◆ What is expected: Extract each line holding the word "this" from the entries.

----- Input -----

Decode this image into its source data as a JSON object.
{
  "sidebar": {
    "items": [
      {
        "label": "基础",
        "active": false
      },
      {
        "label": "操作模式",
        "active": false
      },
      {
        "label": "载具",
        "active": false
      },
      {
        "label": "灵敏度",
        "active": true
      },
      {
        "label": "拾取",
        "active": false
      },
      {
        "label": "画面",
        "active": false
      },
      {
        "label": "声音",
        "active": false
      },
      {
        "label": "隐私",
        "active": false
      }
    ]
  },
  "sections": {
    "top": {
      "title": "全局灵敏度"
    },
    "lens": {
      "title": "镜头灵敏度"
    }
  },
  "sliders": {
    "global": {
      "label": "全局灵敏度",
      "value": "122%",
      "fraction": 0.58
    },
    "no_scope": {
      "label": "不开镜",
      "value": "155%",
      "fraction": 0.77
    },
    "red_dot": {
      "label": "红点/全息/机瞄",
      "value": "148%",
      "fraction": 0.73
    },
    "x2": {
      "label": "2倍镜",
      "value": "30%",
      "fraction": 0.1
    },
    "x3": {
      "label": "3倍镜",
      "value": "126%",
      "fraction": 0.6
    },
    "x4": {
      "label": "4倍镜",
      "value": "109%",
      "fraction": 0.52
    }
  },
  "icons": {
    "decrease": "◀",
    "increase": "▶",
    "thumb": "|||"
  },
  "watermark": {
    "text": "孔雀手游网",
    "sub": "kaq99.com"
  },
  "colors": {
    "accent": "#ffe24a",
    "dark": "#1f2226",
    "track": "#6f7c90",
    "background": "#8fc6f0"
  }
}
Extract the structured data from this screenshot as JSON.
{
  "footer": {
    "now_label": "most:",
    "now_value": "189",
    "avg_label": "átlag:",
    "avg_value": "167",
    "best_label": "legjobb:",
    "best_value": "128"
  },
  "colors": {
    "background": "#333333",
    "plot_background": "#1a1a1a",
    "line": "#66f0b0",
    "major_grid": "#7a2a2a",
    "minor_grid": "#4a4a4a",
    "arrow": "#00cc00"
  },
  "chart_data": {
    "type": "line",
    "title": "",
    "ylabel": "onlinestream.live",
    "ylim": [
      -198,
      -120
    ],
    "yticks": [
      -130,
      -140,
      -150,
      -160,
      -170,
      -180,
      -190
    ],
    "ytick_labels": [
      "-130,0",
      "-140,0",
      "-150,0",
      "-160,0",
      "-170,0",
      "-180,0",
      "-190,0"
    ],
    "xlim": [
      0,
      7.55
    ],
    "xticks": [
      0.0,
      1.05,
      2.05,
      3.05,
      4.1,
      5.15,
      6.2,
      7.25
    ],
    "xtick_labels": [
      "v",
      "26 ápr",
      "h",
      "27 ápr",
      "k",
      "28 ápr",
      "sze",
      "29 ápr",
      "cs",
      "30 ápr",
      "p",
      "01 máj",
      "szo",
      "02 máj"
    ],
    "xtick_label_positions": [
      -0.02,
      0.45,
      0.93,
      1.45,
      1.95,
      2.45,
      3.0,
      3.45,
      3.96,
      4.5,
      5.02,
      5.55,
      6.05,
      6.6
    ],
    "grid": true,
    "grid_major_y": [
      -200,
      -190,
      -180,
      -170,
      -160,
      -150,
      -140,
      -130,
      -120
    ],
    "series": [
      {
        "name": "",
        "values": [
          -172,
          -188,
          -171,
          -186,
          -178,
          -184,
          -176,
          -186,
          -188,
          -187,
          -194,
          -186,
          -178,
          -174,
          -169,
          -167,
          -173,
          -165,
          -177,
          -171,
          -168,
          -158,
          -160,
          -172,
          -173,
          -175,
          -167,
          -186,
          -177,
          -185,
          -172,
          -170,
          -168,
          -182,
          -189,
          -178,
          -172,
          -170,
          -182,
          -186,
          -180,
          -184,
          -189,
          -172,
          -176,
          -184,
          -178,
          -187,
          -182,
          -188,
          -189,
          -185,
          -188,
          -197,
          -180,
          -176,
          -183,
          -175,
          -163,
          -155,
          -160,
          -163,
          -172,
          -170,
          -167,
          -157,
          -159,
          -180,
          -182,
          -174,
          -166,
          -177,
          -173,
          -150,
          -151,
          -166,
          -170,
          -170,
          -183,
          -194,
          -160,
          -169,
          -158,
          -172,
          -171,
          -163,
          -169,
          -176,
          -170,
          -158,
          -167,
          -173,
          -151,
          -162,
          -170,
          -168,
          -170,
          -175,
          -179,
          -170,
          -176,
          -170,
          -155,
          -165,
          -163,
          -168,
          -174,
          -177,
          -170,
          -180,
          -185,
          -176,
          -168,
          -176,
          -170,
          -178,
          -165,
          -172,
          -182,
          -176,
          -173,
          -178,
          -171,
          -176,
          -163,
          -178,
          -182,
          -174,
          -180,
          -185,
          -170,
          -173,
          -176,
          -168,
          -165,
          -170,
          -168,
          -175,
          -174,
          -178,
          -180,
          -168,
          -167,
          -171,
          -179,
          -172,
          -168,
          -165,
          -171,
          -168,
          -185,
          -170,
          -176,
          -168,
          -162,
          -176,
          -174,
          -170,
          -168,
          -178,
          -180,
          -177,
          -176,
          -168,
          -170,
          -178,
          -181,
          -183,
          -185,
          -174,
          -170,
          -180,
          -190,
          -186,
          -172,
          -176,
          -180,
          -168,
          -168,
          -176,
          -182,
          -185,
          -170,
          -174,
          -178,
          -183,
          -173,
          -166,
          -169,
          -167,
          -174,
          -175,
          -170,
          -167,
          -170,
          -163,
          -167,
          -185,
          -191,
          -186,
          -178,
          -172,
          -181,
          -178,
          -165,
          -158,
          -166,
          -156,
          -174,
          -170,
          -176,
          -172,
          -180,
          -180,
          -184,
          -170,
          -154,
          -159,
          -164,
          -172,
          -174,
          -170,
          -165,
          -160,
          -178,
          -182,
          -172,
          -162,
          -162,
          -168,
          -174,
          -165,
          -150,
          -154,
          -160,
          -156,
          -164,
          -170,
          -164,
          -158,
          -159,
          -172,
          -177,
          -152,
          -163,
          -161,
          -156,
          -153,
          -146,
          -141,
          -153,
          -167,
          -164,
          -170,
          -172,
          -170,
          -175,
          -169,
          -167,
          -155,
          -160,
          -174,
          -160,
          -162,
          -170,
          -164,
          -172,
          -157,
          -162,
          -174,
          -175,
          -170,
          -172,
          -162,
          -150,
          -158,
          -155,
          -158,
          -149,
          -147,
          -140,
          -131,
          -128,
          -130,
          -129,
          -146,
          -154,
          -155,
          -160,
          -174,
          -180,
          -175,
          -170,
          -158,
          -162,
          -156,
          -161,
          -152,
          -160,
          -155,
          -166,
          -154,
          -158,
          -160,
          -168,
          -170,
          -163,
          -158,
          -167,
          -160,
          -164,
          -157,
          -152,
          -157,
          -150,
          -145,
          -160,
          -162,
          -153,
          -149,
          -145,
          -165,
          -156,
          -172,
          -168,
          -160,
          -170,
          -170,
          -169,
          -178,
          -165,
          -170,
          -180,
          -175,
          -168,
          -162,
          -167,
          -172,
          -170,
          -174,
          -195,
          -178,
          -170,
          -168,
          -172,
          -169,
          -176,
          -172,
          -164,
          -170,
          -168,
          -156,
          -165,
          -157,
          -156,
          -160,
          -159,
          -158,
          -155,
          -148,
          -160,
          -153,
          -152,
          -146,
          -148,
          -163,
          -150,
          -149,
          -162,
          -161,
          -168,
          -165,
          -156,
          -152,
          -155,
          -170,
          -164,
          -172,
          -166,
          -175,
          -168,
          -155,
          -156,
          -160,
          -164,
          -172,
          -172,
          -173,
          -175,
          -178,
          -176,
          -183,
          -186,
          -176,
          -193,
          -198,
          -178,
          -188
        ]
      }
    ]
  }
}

-----

◆ Exercise answer:
Decode this image into its source data as a JSON object.
Extract the structured data from this screenshot as JSON.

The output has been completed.